▶ [Stated goal]: Reproduce every line of the data below word for word, in the same order and with all bounding-box numbers unchanged.
--- START ---
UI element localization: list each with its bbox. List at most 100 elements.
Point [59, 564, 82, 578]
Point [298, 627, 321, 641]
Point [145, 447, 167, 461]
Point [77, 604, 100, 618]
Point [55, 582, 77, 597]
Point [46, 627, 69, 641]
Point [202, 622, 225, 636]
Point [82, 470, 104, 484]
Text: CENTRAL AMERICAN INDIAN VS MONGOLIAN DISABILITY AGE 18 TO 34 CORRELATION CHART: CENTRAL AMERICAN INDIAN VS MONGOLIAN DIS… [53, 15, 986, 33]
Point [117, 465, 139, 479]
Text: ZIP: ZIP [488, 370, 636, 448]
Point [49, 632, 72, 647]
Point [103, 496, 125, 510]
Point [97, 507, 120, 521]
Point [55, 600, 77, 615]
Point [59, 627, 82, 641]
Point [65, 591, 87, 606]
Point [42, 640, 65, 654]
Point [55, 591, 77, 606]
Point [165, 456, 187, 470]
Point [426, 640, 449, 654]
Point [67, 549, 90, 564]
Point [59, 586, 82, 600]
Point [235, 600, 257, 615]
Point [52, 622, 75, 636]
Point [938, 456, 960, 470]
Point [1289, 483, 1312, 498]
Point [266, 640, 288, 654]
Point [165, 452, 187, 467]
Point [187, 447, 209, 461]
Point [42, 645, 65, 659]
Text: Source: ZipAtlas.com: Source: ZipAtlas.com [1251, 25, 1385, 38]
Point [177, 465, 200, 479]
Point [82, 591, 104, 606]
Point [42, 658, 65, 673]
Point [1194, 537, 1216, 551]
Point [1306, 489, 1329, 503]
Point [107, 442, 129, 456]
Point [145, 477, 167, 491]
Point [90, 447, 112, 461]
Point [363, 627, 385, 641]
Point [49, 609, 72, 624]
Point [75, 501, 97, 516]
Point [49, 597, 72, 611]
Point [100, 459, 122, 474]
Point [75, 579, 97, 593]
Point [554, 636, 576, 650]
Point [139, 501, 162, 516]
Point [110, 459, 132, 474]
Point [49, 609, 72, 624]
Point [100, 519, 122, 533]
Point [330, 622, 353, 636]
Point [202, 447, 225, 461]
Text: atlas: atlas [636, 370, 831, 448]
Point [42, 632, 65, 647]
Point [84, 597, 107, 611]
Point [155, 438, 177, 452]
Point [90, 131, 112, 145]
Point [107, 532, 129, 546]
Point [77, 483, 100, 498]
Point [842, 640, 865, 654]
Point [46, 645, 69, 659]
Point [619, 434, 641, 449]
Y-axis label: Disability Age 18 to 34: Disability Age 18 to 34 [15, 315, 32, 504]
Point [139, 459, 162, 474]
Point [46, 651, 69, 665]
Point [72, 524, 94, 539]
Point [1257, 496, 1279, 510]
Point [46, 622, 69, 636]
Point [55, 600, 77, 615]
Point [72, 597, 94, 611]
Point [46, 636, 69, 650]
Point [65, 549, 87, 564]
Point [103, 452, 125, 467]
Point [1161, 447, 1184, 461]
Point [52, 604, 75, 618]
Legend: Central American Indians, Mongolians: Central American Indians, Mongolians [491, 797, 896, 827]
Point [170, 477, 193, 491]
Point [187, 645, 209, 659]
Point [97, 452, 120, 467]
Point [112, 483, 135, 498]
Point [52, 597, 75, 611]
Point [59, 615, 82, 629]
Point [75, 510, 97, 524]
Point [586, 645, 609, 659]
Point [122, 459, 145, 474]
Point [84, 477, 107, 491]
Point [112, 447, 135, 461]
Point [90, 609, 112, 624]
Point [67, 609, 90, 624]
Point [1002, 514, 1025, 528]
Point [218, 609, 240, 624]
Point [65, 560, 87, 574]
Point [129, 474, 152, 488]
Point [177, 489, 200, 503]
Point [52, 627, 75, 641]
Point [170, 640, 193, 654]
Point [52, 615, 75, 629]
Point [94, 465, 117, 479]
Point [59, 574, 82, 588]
--- END ---
▶ [Output for this task]:
UI element localization: list each with its bbox. List at most 100 elements.
Point [59, 564, 82, 578]
Point [298, 627, 321, 641]
Point [145, 447, 167, 461]
Point [77, 604, 100, 618]
Point [55, 582, 77, 597]
Point [46, 627, 69, 641]
Point [202, 622, 225, 636]
Point [82, 470, 104, 484]
Text: CENTRAL AMERICAN INDIAN VS MONGOLIAN DISABILITY AGE 18 TO 34 CORRELATION CHART: CENTRAL AMERICAN INDIAN VS MONGOLIAN DIS… [53, 15, 986, 33]
Point [117, 465, 139, 479]
Text: ZIP: ZIP [488, 370, 636, 448]
Point [49, 632, 72, 647]
Point [103, 496, 125, 510]
Point [97, 507, 120, 521]
Point [55, 600, 77, 615]
Point [59, 627, 82, 641]
Point [65, 591, 87, 606]
Point [42, 640, 65, 654]
Point [55, 591, 77, 606]
Point [165, 456, 187, 470]
Point [426, 640, 449, 654]
Point [67, 549, 90, 564]
Point [59, 586, 82, 600]
Point [235, 600, 257, 615]
Point [52, 622, 75, 636]
Point [938, 456, 960, 470]
Point [1289, 483, 1312, 498]
Point [266, 640, 288, 654]
Point [165, 452, 187, 467]
Point [187, 447, 209, 461]
Point [42, 645, 65, 659]
Text: Source: ZipAtlas.com: Source: ZipAtlas.com [1251, 25, 1385, 38]
Point [177, 465, 200, 479]
Point [82, 591, 104, 606]
Point [42, 658, 65, 673]
Point [1194, 537, 1216, 551]
Point [1306, 489, 1329, 503]
Point [107, 442, 129, 456]
Point [145, 477, 167, 491]
Point [90, 447, 112, 461]
Point [363, 627, 385, 641]
Point [49, 609, 72, 624]
Point [75, 501, 97, 516]
Point [49, 597, 72, 611]
Point [100, 459, 122, 474]
Point [75, 579, 97, 593]
Point [554, 636, 576, 650]
Point [139, 501, 162, 516]
Point [110, 459, 132, 474]
Point [49, 609, 72, 624]
Point [100, 519, 122, 533]
Point [330, 622, 353, 636]
Point [202, 447, 225, 461]
Text: atlas: atlas [636, 370, 831, 448]
Point [42, 632, 65, 647]
Point [84, 597, 107, 611]
Point [155, 438, 177, 452]
Point [90, 131, 112, 145]
Point [107, 532, 129, 546]
Point [77, 483, 100, 498]
Point [842, 640, 865, 654]
Point [46, 645, 69, 659]
Point [619, 434, 641, 449]
Y-axis label: Disability Age 18 to 34: Disability Age 18 to 34 [15, 315, 32, 504]
Point [139, 459, 162, 474]
Point [46, 651, 69, 665]
Point [72, 524, 94, 539]
Point [1257, 496, 1279, 510]
Point [46, 622, 69, 636]
Point [55, 600, 77, 615]
Point [72, 597, 94, 611]
Point [46, 636, 69, 650]
Point [65, 549, 87, 564]
Point [103, 452, 125, 467]
Point [1161, 447, 1184, 461]
Point [52, 604, 75, 618]
Legend: Central American Indians, Mongolians: Central American Indians, Mongolians [491, 797, 896, 827]
Point [170, 477, 193, 491]
Point [187, 645, 209, 659]
Point [97, 452, 120, 467]
Point [112, 483, 135, 498]
Point [52, 597, 75, 611]
Point [59, 615, 82, 629]
Point [75, 510, 97, 524]
Point [586, 645, 609, 659]
Point [122, 459, 145, 474]
Point [84, 477, 107, 491]
Point [112, 447, 135, 461]
Point [90, 609, 112, 624]
Point [67, 609, 90, 624]
Point [1002, 514, 1025, 528]
Point [218, 609, 240, 624]
Point [65, 560, 87, 574]
Point [129, 474, 152, 488]
Point [177, 489, 200, 503]
Point [52, 627, 75, 641]
Point [170, 640, 193, 654]
Point [52, 615, 75, 629]
Point [94, 465, 117, 479]
Point [59, 574, 82, 588]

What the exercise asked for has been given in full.